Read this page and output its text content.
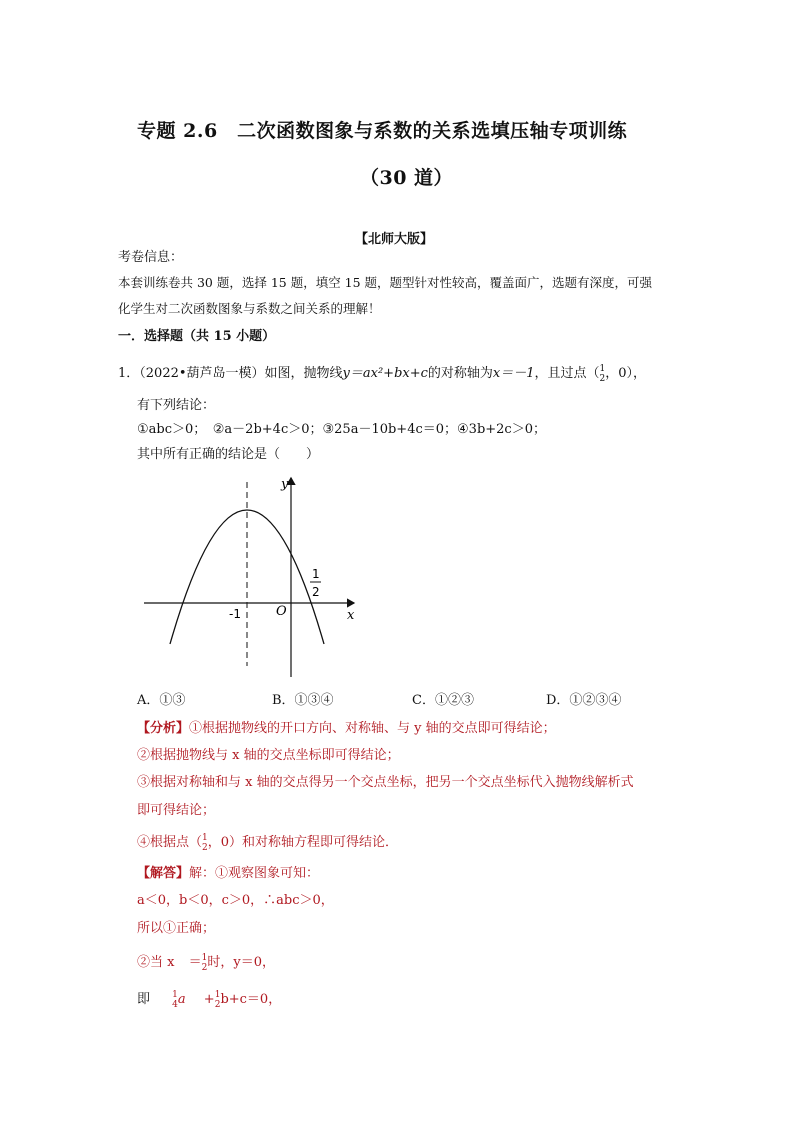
专题 2.6　二次函数图象与系数的关系选填压轴专项训练
（30 道）
【北师大版】
考卷信息：
本套训练卷共 30 题，选择 15 题，填空 15 题，题型针对性较高，覆盖面广，选题有深度，可强
化学生对二次函数图象与系数之间关系的理解！
一．选择题（共 15 小题）
1．（2022•葫芦岛一模）如图，抛物线y＝ax²+bx+c的对称轴为x＝－1，且过点（ 1
2 ，0），
有下列结论：
①abc＞0；　②a－2b+4c＞0；③25a－10b+4c＝0；④3b+2c＞0；
其中所有正确的结论是（　　）
y
x
O
-1
1
2
A．①③	B．①③④	C．①②③	D．①②③④
【分析】①根据抛物线的开口方向、对称轴、与 y 轴的交点即可得结论；
②根据抛物线与 x 轴的交点坐标即可得结论；
③根据对称轴和与 x 轴的交点得另一个交点坐标，把另一个交点坐标代入抛物线解析式
即可得结论；
④根据点（ 1
2 ，0）和对称轴方程即可得结论．
【解答】解：①观察图象可知：
a＜0，b＜0，c＞0，∴abc＞0，
所以①正确；
②当 x ＝ 1
2 时，y＝0，
即 1
4 a + 1
2 b+c＝0，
========================================================================
WRITTEN TASK |
Print the entries above exactly, taking out only the pictures.

ANSWER |
Read this page and output its text content.
专题 2.6　二次函数图象与系数的关系选填压轴专项训练
（30 道）
【北师大版】
考卷信息：
本套训练卷共 30 题，选择 15 题，填空 15 题，题型针对性较高，覆盖面广，选题有深度，可强
化学生对二次函数图象与系数之间关系的理解！
一．选择题（共 15 小题）
1．（2022•葫芦岛一模）如图，抛物线y＝ax²+bx+c的对称轴为x＝－1，且过点（ 1
2 ，0），
有下列结论：
①abc＞0；　②a－2b+4c＞0；③25a－10b+4c＝0；④3b+2c＞0；
其中所有正确的结论是（　　）
y
x
O
-1
1
2
A．①③	B．①③④	C．①②③	D．①②③④
【分析】①根据抛物线的开口方向、对称轴、与 y 轴的交点即可得结论；
②根据抛物线与 x 轴的交点坐标即可得结论；
③根据对称轴和与 x 轴的交点得另一个交点坐标，把另一个交点坐标代入抛物线解析式
即可得结论；
④根据点（ 1
2 ，0）和对称轴方程即可得结论．
【解答】解：①观察图象可知：
a＜0，b＜0，c＞0，∴abc＞0，
所以①正确；
②当 x ＝ 1
2 时，y＝0，
即 1
4 a + 1
2 b+c＝0，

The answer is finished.